# [Excerpted data]
==*==

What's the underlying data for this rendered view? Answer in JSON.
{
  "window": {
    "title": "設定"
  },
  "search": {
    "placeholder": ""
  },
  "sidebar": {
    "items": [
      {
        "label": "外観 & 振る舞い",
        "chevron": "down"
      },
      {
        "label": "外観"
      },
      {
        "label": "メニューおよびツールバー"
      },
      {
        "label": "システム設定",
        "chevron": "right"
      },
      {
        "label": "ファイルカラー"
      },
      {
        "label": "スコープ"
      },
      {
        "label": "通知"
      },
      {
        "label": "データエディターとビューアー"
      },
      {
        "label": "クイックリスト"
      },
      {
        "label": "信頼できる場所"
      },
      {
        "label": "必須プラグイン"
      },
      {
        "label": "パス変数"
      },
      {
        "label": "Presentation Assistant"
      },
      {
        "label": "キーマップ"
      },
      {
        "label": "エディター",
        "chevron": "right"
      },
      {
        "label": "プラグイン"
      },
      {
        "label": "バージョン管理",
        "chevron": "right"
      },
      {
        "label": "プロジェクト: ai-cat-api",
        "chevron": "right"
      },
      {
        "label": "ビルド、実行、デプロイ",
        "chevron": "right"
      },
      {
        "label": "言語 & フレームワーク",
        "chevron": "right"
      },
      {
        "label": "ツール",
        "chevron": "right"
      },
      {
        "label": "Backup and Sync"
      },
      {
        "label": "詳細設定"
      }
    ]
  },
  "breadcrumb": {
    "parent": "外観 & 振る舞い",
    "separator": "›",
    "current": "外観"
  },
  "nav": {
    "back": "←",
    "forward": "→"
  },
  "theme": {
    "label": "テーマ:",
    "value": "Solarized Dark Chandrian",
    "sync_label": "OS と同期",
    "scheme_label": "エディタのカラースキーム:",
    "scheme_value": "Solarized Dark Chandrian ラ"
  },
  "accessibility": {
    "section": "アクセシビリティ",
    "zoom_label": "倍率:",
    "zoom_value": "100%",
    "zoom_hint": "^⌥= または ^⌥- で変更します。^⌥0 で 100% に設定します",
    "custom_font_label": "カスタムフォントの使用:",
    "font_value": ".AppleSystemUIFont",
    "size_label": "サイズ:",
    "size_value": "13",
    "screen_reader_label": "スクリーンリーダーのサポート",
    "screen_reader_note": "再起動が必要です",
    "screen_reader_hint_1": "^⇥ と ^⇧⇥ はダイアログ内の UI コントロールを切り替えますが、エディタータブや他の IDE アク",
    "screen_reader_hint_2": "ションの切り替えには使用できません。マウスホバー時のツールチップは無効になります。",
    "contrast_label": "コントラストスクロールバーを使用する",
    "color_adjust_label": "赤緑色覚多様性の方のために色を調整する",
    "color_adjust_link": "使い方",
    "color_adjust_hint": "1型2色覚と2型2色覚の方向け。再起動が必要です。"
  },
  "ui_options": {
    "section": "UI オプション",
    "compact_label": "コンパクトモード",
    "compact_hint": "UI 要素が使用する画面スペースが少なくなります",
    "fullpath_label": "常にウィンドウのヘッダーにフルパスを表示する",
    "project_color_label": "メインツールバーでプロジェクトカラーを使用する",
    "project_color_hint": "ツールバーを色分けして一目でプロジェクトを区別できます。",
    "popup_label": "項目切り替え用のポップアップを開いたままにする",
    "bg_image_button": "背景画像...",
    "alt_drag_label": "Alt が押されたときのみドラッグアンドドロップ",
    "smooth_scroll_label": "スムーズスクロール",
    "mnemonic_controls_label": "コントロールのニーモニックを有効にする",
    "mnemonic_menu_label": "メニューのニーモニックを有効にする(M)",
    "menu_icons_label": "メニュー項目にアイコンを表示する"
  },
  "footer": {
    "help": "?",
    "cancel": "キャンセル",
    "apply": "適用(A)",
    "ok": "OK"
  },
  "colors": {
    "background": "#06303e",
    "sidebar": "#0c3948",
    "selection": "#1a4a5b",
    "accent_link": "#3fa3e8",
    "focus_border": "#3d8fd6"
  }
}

==*==

# [Objective]
Take each line containing the string "再起動が必要です" and copy it out.

# [Written reply]
    "screen_reader_note": "再起動が必要です",
    "color_adjust_hint": "1型2色覚と2型2色覚の方向け。再起動が必要です。"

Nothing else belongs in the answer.